What is expected. Return the passage on gas booster module controller signals word for word, everything from "GBM low inlet gas pressure switch signal 720 is" down to "module is open or closed.".

Document.
CHWS temperature signal 716 is an analog signal provided by a temperature sensor mounted along the pipe that is used to supply chilled water to the mechanical cooling system located along the bypass path of the gas booster module. CHWR temperature signal 714 is an analog signal provided by a temperature sensor mounted along the pipe that is used to return the chilled water from the mechanical cooling system. For example, in FIG. 2, these signals are provided by the temperature sensors shown along the chilled water supply and return pipes connected to heat exchanger 278.

The digital input signals received by controller 700 include a GBM low inlet gas pressure switch signal 720 (denoted “DI-1”), a gas safety valve (GSV1) proof of closure switch signal 722 (denoted “DI-2”), a first gas booster (GB1) high temperature switch signal 724 (denoted “DI-3”), a first gas booster (GB1) motor temperature switch signal 726 (denoted “DI-4”), a second gas booster (GB2) high temperature switch signal 728 (denoted “DI-5”), a second gas booster (GB2) motor temperature switch signal 730 (denoted “DI-6”), a GBM high pressure switch signal 732 (denoted “DI-7”), a GBM low pressure switch signal 734 (denoted “DI-8”), a GBM flame detection signal 736 (denoted “DI-9”), a first gas booster (GB1) run status signal 738 (denoted “DI-10”), a first gas booster (GB1) fault status switch signal 740 (denoted “DI-11”), a second gas booster (GB2) run status switch signal 742 (denoted “DI-12”), a second gas booster (GB2) fault status switch signal 744 (denoted “DI-13”), a GBM exhaust fan status signal 746 (denoted “DI-14”), an annunciator control panel (ACP) test LED button signal 748 (denoted “DI-15”), an alarm reset button signal 750 (denoted “DI-16”), emergency power off (EPO) status signals 752 (denoted “DI-17”, “DI-18”, “DI-19” and “DI-20”), a methane detector status signal 754 (denoted “DI-21”), a GBM exhaust fan status signal 756 (denoted “DI-22”), a building fire alarm status signal 758 (denoted “DI-23”), a gas meter number 1 pulses signal 760 (denoted “DI-24”), a gas meter number 2 pulses signal 762 (denoted “DI-25”) and spare digital input signals 764 (denoted “DI-26” and “DI-27”).

GBM low inlet gas pressure switch signal 720 is a digital signal provided by a low pressure switch, such as low pressure switch 204 of FIG. 2, that is installed along the inlet pipe to the gas booster module and that operates to ensure that gas pressure in the pipe always exceeds a certain minimum pressure level as specified by the utility. GBM low inlet gas pressure switch signal 270 indicates whether this switch is open or closed.

GSV1 proof of closure switch signal 722 is a digital signal provided by a proof of closure (POC) switch, such as POC switch 208 of FIG. 2, that indicates whether the gas safety valve that controls the flow of natural gas into the gas blower module is open or closed.

Listings of boxed layout items
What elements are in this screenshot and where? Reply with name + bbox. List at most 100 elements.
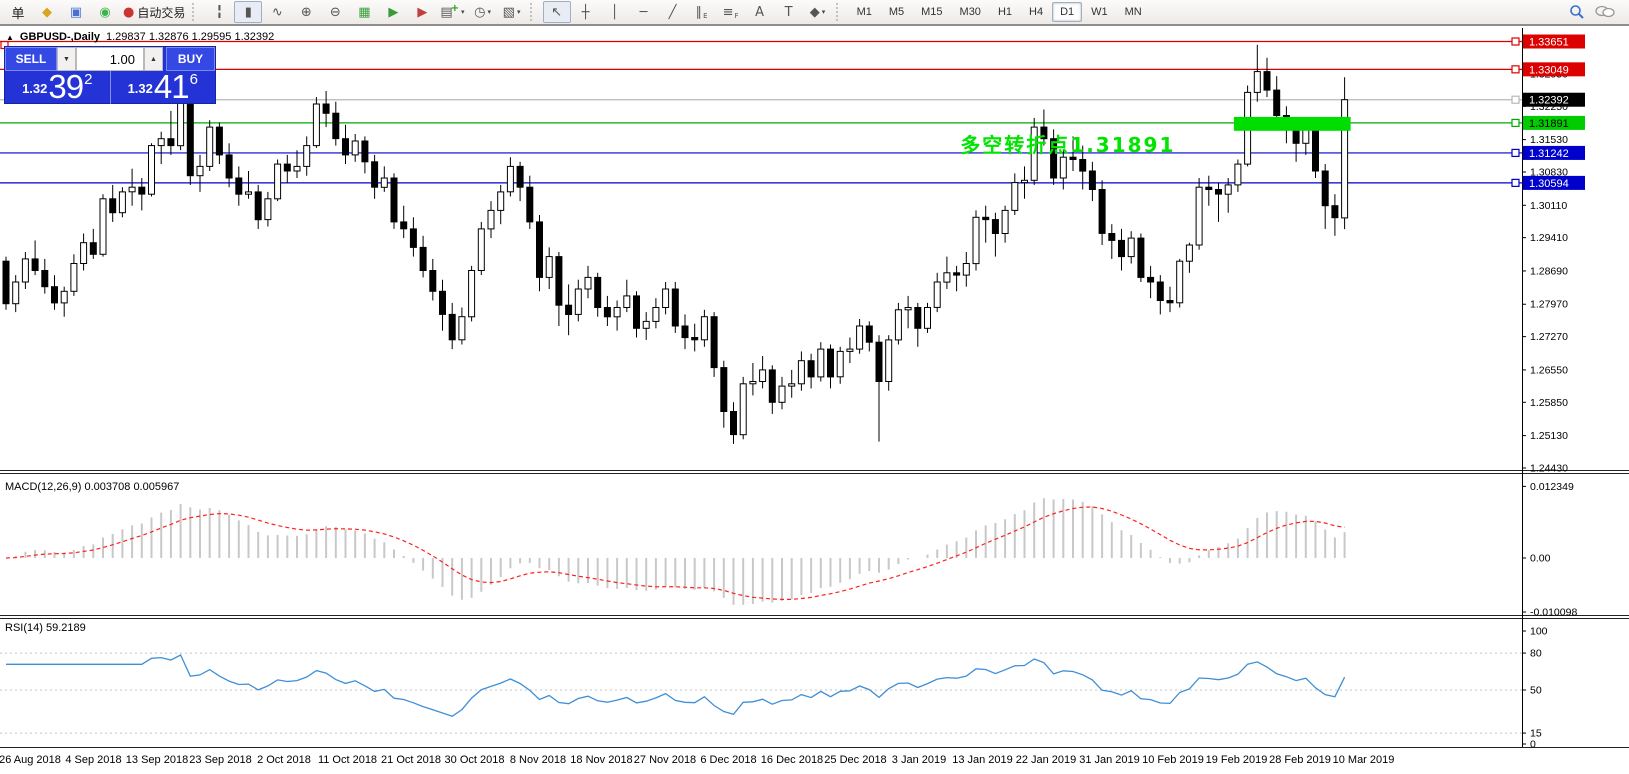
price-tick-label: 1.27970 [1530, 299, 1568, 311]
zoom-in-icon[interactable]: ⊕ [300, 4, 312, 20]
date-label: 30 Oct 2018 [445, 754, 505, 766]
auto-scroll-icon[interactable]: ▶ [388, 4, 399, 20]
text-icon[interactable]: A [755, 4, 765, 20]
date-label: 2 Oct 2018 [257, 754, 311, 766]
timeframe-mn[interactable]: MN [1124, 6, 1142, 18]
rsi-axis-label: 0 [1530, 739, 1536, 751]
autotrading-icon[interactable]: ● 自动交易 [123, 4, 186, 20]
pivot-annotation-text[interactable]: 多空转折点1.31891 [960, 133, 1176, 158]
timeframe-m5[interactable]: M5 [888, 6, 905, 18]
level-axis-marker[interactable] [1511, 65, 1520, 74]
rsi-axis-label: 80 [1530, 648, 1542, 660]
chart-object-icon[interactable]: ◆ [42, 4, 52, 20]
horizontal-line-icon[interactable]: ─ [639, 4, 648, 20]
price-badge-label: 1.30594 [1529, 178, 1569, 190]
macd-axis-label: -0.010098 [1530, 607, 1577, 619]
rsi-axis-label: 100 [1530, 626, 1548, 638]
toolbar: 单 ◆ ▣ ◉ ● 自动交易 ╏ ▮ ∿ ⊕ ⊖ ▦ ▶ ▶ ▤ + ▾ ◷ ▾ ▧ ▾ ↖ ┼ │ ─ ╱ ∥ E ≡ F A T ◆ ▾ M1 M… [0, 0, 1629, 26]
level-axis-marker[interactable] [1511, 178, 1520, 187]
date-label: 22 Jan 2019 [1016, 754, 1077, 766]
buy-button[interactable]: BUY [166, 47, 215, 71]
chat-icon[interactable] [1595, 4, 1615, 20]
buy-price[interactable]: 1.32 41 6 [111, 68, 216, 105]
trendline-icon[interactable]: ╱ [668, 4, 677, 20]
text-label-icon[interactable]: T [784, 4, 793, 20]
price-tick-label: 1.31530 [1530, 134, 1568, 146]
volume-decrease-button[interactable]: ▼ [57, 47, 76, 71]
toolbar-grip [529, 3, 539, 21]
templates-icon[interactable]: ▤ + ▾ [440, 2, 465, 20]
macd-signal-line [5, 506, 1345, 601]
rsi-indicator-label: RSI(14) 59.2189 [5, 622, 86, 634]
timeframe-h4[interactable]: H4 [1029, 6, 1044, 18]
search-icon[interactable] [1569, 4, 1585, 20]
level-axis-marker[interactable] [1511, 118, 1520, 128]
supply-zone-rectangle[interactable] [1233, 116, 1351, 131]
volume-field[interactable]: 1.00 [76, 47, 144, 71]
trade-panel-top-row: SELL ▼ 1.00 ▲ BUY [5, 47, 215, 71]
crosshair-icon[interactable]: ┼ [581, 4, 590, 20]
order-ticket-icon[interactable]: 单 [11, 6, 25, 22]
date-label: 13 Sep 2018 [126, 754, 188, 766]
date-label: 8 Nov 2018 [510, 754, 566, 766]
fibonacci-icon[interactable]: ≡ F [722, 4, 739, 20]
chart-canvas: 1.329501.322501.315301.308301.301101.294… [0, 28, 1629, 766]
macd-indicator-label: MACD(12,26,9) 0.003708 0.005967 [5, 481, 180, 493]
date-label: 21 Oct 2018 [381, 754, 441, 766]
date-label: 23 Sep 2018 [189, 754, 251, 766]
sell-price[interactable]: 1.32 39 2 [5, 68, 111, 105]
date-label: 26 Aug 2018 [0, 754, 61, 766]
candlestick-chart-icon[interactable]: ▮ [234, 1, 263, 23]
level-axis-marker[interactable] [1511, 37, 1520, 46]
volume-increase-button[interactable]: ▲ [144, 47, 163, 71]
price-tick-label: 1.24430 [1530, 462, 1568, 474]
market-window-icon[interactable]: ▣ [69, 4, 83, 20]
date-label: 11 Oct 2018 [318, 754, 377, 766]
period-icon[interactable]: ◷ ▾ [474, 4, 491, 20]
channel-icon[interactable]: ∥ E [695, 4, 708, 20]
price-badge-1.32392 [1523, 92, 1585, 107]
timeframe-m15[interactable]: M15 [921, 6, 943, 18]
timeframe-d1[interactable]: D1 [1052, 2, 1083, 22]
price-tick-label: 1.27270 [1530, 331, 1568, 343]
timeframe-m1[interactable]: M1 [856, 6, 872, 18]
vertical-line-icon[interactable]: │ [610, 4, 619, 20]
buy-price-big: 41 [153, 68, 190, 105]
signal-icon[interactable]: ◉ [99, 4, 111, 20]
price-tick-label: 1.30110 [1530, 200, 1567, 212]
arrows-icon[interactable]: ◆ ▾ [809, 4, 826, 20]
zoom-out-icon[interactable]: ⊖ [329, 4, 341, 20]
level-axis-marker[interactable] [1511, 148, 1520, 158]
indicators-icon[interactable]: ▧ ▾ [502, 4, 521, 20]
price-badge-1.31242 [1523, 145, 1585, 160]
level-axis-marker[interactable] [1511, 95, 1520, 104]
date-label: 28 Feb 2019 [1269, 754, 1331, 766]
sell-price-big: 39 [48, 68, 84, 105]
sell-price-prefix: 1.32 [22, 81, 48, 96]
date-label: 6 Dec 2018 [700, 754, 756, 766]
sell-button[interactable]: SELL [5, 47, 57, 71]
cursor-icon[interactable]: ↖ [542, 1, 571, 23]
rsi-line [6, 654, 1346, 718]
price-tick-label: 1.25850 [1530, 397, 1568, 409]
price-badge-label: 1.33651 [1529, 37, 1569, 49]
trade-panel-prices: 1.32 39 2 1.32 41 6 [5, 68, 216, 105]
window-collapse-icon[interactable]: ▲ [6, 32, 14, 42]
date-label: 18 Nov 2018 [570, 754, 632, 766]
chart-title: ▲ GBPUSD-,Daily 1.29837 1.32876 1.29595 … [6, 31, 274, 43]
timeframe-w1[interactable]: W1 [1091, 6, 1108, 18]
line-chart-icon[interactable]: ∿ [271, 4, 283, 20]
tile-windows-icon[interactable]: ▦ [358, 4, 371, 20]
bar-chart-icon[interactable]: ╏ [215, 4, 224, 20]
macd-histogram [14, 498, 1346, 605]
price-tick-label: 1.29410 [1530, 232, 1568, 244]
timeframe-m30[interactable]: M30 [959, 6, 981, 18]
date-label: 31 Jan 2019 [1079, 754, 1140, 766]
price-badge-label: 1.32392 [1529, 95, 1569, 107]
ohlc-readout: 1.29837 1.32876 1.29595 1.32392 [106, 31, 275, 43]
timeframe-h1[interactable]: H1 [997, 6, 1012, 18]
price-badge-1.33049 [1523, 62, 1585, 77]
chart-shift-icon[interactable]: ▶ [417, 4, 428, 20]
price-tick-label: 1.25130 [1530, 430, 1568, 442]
...
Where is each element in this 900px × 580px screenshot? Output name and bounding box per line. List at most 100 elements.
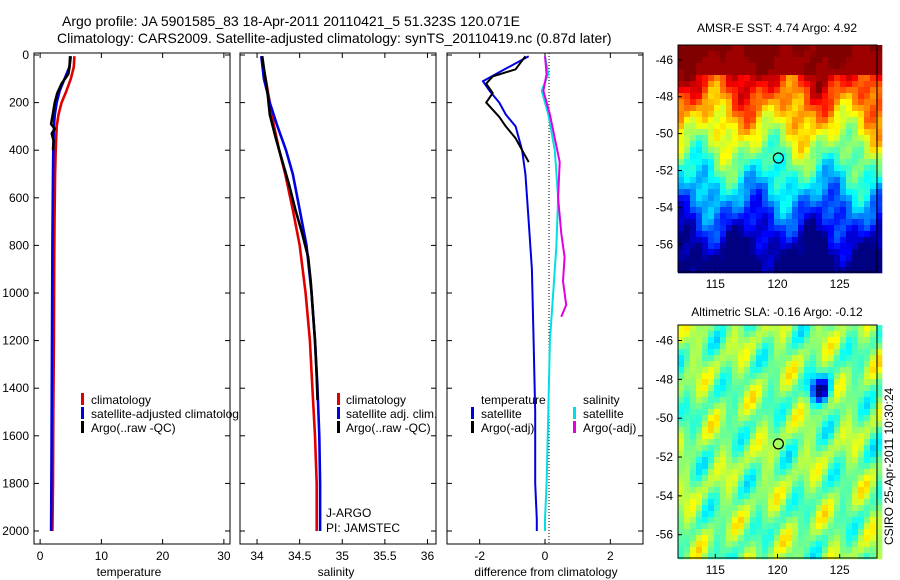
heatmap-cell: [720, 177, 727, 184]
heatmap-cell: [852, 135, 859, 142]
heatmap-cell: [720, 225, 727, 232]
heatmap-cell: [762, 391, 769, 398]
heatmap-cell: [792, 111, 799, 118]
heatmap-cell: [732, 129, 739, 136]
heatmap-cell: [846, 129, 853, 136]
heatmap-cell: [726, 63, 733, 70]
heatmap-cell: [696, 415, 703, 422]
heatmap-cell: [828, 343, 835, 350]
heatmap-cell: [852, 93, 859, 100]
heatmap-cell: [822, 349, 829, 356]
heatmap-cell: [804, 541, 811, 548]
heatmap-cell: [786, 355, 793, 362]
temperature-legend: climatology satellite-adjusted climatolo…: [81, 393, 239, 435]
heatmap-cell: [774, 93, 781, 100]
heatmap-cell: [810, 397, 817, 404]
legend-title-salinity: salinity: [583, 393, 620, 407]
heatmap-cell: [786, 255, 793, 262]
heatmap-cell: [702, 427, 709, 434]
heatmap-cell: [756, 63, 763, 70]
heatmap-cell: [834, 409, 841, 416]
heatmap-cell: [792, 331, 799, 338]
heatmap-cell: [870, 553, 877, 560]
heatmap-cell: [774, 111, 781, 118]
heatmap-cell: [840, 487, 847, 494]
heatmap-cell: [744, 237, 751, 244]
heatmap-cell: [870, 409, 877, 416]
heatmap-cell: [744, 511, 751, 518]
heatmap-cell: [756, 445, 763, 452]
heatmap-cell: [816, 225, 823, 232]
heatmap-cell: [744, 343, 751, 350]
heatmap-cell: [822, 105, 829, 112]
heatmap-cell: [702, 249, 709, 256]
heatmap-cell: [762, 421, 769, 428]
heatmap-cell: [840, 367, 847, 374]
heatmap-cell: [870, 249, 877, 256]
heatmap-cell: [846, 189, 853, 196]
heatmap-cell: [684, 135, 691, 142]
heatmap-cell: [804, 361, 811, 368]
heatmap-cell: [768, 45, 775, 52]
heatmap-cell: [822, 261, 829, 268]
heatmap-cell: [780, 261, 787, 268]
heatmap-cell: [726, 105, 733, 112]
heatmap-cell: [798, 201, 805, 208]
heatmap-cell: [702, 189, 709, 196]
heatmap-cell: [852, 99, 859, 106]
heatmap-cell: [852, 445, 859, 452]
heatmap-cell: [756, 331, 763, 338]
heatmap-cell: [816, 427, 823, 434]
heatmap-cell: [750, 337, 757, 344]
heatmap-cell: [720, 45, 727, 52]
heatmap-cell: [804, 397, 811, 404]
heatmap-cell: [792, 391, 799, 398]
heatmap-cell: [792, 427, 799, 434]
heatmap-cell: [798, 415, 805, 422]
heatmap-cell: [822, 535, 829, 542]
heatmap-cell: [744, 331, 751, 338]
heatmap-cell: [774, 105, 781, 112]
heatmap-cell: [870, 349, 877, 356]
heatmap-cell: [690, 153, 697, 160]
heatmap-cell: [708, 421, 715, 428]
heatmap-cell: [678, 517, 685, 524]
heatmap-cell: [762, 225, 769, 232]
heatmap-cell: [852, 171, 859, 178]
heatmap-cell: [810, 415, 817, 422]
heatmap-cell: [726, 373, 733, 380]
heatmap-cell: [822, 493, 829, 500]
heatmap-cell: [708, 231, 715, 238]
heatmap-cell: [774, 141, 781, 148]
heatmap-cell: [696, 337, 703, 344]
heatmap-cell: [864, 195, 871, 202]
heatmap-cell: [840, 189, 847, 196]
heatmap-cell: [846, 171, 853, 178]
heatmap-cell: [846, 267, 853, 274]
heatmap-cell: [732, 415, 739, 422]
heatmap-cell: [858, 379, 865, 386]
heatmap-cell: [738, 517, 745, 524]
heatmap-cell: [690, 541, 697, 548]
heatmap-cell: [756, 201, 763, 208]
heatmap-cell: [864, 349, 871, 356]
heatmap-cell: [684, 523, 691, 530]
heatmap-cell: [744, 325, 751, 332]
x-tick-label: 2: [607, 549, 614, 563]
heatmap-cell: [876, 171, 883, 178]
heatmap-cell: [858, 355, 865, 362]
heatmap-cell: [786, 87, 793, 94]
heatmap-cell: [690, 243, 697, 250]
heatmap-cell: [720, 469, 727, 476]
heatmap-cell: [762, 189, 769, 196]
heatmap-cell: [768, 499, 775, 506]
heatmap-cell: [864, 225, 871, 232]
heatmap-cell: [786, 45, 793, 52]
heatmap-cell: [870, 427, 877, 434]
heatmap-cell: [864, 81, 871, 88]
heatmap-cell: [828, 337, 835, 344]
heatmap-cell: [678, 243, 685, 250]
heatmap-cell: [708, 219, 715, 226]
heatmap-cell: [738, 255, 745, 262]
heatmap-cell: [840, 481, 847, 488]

Right answer.
GBM low inlet gas pressure switch signal 720 is a digital signal provided by a low pressure switch, such as low pressure switch 204 of FIG. 2, that is installed along the inlet pipe to the gas booster module and that operates to ensure that gas pressure in the pipe always exceeds a certain minimum pressure level as specified by the utility. GBM low inlet gas pressure switch signal 270 indicates whether this switch is open or closed.

GSV1 proof of closure switch signal 722 is a digital signal provided by a proof of closure (POC) switch, such as POC switch 208 of FIG. 2, that indicates whether the gas safety valve that controls the flow of natural gas into the gas blower module is open or closed.